-- DATA SHOWN start --

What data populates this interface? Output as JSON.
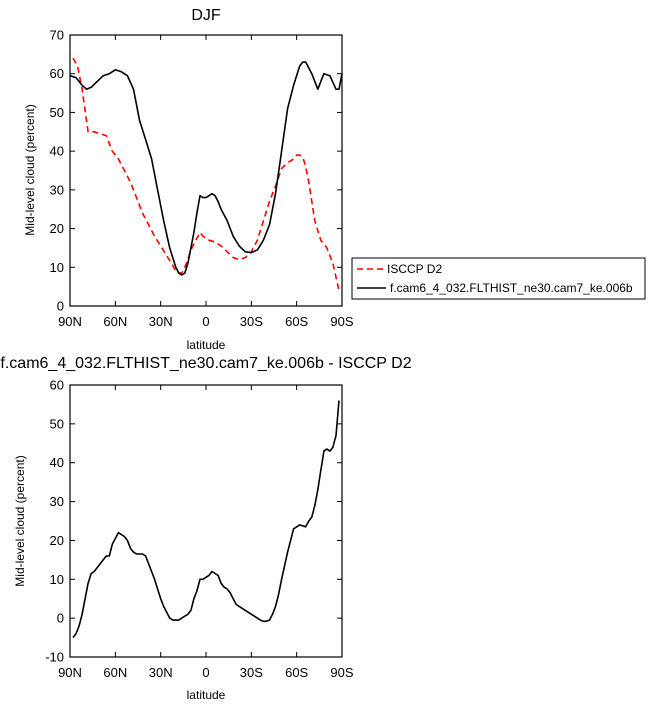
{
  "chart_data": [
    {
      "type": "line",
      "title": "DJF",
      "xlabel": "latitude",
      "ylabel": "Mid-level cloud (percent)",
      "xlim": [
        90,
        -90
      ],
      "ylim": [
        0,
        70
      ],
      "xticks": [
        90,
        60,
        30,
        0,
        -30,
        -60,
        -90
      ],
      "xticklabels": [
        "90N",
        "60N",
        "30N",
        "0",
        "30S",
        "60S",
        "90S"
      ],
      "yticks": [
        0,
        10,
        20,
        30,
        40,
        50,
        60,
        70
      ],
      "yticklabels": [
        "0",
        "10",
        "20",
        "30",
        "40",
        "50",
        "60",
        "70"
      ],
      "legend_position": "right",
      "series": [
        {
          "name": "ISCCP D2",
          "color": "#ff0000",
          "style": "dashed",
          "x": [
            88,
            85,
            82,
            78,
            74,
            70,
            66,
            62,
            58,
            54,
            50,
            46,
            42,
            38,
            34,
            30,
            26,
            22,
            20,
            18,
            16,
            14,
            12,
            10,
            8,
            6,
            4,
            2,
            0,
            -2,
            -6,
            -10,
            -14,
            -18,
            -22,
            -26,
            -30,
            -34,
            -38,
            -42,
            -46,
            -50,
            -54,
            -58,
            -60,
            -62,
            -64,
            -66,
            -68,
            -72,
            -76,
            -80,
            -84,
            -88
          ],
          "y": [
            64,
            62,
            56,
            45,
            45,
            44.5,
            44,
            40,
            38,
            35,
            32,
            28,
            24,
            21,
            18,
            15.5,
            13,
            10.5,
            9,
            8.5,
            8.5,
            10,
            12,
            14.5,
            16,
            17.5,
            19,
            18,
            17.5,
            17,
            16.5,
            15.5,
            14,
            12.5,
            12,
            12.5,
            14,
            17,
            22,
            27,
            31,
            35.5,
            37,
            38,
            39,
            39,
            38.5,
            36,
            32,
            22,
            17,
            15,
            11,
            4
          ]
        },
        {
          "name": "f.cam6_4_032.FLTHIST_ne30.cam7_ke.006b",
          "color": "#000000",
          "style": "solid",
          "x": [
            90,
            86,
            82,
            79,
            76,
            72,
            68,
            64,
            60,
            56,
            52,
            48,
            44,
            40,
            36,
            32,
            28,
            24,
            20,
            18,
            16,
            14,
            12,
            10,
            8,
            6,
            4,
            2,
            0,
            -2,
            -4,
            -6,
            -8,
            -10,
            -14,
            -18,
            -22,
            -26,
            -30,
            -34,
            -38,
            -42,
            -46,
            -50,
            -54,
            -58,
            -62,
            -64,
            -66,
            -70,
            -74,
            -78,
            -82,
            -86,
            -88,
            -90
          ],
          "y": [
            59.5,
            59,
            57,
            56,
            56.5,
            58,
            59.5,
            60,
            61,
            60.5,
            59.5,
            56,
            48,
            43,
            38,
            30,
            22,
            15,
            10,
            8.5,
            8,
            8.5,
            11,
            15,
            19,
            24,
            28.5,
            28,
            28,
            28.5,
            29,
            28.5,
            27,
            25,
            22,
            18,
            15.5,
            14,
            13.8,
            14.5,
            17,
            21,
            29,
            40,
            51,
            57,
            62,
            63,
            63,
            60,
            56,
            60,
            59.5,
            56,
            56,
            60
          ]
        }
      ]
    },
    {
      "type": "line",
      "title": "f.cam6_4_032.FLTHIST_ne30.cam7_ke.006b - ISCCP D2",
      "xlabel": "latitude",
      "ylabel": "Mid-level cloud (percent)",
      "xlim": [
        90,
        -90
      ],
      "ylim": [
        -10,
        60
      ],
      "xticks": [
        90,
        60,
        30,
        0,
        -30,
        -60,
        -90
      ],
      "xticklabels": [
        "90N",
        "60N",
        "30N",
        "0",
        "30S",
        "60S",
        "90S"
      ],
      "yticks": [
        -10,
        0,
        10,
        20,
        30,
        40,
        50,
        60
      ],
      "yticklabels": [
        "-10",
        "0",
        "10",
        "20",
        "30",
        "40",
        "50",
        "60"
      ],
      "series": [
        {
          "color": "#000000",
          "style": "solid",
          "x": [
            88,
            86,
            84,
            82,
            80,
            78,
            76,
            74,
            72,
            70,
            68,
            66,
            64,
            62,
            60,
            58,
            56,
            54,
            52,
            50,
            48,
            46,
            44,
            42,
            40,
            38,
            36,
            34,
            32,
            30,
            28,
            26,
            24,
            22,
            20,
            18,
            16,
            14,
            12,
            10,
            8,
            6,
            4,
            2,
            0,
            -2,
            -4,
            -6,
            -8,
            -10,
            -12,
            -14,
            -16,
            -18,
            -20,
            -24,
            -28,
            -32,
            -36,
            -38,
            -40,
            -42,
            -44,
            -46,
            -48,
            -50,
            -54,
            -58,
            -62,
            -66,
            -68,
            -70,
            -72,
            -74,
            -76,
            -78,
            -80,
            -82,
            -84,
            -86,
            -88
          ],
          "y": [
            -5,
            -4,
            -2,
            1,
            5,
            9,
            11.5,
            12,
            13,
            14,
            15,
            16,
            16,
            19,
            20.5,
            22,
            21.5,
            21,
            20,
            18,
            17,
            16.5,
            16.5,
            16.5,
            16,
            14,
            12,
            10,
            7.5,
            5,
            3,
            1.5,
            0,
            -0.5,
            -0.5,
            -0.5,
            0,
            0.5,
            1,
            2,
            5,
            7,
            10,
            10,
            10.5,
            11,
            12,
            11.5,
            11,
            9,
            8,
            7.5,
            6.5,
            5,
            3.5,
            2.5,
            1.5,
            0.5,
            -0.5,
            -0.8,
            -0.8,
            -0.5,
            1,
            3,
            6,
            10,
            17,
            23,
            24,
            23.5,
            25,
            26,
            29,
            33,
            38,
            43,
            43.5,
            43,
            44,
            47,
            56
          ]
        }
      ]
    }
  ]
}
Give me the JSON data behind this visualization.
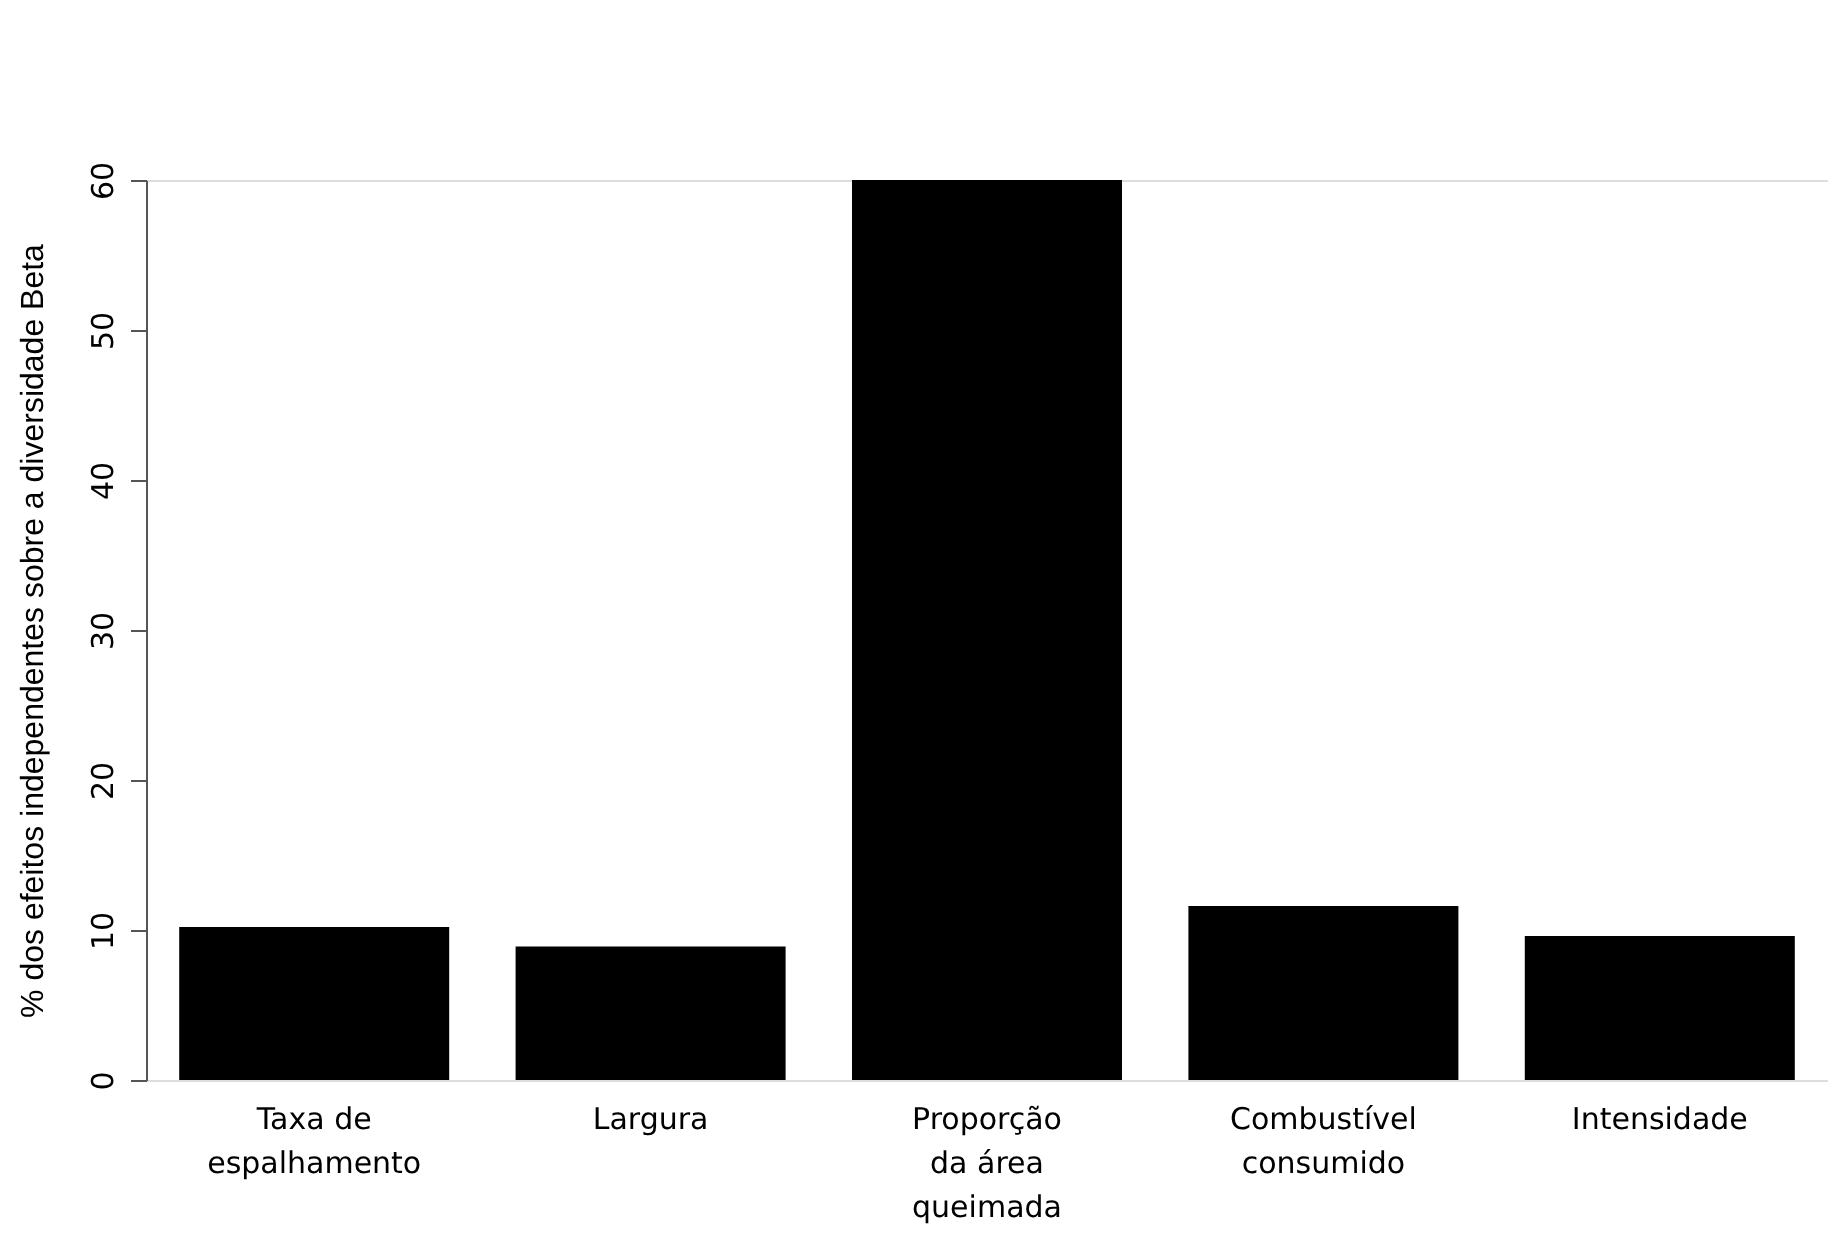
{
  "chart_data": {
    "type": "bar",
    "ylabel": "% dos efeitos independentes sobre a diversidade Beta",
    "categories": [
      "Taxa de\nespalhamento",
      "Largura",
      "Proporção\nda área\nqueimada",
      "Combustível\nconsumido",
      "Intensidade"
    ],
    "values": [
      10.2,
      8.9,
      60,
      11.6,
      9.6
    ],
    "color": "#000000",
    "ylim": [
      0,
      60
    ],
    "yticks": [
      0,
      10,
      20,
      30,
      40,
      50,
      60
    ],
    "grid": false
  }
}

-- DATA SHOWN end --

Your task is to repeat exactly the lines from the one containing "Give me the" through the end of the material, both included, and only those, without pictures.

ANSWER FOR THIS EXERCISE –
Give me the JSON data behind this visualization.
{
  "chart_data": {
    "type": "bar",
    "ylabel": "% dos efeitos independentes sobre a diversidade Beta",
    "categories": [
      "Taxa de\nespalhamento",
      "Largura",
      "Proporção\nda área\nqueimada",
      "Combustível\nconsumido",
      "Intensidade"
    ],
    "values": [
      10.2,
      8.9,
      60,
      11.6,
      9.6
    ],
    "color": "#000000",
    "ylim": [
      0,
      60
    ],
    "yticks": [
      0,
      10,
      20,
      30,
      40,
      50,
      60
    ],
    "grid": false
  }
}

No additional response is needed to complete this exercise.